● **EXERCISE DIRECTIONS**:
For this exercise, copy out each line of the material below that includes "Bomb".

● **DATASET ENTRIES**:
■ ■ ■ ■
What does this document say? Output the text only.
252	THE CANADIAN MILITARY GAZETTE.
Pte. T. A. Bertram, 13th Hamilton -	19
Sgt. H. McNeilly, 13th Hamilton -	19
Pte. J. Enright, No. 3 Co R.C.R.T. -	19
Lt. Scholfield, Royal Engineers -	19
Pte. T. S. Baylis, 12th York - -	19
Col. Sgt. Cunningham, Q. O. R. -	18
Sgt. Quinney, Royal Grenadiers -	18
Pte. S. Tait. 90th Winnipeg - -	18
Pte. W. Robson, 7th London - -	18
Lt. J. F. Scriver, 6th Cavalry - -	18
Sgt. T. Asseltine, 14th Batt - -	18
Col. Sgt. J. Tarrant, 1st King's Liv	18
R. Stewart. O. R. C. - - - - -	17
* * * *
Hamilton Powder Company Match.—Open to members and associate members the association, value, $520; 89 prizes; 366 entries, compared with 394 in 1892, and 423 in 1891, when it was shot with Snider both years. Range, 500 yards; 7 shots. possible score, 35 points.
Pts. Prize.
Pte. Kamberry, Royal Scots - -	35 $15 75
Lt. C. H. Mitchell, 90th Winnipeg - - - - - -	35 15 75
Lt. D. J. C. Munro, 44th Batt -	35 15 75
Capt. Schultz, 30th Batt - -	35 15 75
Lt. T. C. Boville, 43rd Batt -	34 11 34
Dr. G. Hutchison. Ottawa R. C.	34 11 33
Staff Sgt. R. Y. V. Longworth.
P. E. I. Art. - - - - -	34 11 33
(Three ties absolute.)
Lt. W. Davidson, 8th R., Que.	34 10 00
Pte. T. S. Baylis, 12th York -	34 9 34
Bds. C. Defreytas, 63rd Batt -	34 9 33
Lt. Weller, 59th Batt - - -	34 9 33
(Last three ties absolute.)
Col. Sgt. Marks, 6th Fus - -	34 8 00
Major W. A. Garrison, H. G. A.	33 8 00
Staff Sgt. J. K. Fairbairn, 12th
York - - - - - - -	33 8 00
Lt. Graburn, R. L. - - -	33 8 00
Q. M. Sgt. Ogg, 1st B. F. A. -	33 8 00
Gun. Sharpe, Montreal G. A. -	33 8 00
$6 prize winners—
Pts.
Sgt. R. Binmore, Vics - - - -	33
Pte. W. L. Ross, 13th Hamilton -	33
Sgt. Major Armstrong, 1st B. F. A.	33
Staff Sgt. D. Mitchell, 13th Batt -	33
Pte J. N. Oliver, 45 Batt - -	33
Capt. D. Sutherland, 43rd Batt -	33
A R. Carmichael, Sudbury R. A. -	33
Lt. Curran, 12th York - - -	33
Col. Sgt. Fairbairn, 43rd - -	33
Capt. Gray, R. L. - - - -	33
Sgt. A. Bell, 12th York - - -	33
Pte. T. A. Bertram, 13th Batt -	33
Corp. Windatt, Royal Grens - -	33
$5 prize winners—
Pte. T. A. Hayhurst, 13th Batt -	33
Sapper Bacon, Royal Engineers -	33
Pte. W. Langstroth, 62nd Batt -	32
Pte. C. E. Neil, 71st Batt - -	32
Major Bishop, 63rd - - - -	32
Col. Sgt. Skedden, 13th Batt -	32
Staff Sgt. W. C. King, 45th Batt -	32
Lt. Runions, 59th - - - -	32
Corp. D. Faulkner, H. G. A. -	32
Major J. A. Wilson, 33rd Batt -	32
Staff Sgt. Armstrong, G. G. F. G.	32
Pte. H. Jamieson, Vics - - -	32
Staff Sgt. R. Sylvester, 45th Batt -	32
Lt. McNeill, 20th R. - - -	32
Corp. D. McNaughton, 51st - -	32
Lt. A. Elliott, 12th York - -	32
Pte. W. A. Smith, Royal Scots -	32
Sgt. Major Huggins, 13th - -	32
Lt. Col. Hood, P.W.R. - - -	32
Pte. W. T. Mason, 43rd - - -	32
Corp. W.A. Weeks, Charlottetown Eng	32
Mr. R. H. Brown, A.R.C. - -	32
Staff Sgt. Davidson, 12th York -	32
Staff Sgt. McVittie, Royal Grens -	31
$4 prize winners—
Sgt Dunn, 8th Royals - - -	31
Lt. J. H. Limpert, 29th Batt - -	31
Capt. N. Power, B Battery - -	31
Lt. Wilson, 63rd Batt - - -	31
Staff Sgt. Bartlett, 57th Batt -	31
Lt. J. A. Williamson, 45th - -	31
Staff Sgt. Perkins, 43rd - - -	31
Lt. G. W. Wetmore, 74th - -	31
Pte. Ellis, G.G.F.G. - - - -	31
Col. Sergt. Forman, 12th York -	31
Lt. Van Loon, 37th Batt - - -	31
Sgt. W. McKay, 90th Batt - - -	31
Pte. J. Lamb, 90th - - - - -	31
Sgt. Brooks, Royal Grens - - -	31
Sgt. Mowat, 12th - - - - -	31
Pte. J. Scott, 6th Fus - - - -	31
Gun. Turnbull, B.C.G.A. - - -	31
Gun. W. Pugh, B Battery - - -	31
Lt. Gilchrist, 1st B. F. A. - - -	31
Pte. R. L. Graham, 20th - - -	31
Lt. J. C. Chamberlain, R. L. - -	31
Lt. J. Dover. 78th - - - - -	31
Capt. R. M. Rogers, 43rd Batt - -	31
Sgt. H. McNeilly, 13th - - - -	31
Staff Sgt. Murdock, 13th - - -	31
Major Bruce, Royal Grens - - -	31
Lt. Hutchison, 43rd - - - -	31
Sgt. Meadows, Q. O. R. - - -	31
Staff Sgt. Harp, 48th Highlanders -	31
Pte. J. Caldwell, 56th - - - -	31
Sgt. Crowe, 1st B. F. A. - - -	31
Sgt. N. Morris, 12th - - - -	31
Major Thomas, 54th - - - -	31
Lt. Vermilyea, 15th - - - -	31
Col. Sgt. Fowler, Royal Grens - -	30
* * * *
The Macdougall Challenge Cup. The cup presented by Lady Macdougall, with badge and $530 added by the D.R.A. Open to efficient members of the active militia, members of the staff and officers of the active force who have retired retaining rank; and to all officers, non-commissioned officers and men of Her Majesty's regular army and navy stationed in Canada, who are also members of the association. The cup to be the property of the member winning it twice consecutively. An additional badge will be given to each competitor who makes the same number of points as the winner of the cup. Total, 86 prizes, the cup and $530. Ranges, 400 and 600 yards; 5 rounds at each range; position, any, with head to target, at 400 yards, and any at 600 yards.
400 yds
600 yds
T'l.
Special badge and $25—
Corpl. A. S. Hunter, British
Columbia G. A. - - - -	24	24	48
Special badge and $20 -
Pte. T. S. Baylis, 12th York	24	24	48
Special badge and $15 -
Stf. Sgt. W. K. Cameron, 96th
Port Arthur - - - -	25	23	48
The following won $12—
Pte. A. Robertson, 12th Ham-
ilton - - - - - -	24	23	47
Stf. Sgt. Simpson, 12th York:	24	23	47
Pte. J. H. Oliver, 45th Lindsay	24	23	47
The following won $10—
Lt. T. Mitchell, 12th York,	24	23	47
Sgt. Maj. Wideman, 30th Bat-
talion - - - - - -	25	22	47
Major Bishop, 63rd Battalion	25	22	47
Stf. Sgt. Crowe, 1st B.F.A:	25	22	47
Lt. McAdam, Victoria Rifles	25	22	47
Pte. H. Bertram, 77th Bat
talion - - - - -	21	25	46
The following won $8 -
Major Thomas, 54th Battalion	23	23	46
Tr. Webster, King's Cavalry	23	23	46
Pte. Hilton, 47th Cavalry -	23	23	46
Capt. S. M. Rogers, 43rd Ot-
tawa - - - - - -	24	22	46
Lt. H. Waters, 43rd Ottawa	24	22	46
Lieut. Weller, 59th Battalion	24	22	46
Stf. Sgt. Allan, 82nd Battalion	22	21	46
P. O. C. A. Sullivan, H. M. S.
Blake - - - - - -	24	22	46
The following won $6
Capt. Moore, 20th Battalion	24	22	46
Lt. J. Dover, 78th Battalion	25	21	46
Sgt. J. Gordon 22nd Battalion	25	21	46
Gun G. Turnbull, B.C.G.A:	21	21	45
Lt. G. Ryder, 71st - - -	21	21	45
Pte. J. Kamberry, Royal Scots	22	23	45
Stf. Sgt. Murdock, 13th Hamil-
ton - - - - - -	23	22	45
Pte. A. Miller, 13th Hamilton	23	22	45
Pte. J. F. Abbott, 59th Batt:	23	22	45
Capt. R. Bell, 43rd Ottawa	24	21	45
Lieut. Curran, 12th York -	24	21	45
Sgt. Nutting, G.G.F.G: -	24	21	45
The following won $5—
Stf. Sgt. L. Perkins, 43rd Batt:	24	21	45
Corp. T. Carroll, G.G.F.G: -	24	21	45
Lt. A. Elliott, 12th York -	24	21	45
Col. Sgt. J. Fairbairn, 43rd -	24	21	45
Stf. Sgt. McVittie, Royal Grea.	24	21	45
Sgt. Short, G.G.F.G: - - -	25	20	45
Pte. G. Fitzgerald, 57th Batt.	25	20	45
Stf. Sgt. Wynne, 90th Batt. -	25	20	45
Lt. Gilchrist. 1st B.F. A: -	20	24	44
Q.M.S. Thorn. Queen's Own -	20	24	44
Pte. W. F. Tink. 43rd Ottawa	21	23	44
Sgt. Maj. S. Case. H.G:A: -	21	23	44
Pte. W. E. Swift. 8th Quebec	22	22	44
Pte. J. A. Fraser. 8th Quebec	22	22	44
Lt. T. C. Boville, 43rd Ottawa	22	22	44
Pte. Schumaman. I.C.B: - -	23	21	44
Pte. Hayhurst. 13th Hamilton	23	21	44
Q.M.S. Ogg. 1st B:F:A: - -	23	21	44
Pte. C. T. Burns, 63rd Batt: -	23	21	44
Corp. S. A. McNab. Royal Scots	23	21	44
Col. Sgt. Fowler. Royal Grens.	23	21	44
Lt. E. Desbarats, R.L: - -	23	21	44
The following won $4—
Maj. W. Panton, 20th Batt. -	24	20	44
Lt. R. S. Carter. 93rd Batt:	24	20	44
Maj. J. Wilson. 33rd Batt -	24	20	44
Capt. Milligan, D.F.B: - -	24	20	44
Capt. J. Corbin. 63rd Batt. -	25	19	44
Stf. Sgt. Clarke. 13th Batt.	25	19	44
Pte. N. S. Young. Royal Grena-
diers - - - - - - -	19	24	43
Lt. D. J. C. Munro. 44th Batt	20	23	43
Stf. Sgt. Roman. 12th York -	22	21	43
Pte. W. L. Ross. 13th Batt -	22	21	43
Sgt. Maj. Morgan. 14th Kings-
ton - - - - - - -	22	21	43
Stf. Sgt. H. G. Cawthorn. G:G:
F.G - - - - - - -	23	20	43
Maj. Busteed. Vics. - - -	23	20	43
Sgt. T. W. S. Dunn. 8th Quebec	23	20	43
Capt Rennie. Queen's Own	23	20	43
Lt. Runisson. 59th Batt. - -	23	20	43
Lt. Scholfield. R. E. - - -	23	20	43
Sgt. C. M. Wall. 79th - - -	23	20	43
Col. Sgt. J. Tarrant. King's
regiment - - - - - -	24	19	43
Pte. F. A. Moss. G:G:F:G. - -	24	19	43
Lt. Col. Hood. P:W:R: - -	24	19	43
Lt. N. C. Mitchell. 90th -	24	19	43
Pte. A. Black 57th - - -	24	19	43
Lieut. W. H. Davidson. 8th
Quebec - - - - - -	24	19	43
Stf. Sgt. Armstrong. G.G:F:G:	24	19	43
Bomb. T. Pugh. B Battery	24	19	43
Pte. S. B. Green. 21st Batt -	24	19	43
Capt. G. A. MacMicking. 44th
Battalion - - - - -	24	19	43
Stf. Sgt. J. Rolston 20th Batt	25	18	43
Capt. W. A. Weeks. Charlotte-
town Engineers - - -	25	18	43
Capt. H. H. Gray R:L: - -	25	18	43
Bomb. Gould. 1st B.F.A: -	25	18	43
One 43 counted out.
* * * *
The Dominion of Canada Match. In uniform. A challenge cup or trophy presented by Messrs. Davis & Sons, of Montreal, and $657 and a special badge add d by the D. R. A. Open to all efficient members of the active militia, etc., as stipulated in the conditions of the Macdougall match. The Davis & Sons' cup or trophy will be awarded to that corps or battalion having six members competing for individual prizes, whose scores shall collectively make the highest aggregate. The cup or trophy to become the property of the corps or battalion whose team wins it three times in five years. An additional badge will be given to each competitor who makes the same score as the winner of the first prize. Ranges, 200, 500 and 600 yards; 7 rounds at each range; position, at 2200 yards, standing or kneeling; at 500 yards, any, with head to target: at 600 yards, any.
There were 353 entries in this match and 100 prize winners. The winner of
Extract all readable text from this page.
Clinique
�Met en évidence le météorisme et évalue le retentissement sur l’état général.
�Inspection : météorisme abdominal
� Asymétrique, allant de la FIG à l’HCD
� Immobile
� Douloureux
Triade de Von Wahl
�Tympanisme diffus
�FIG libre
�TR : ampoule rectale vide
■ ■ ■ ■
● **TASK RESULT**:
Bomb. T. Pugh. B Battery	24	19	43
Bomb. Gould. 1st B.F.A: -	25	18	43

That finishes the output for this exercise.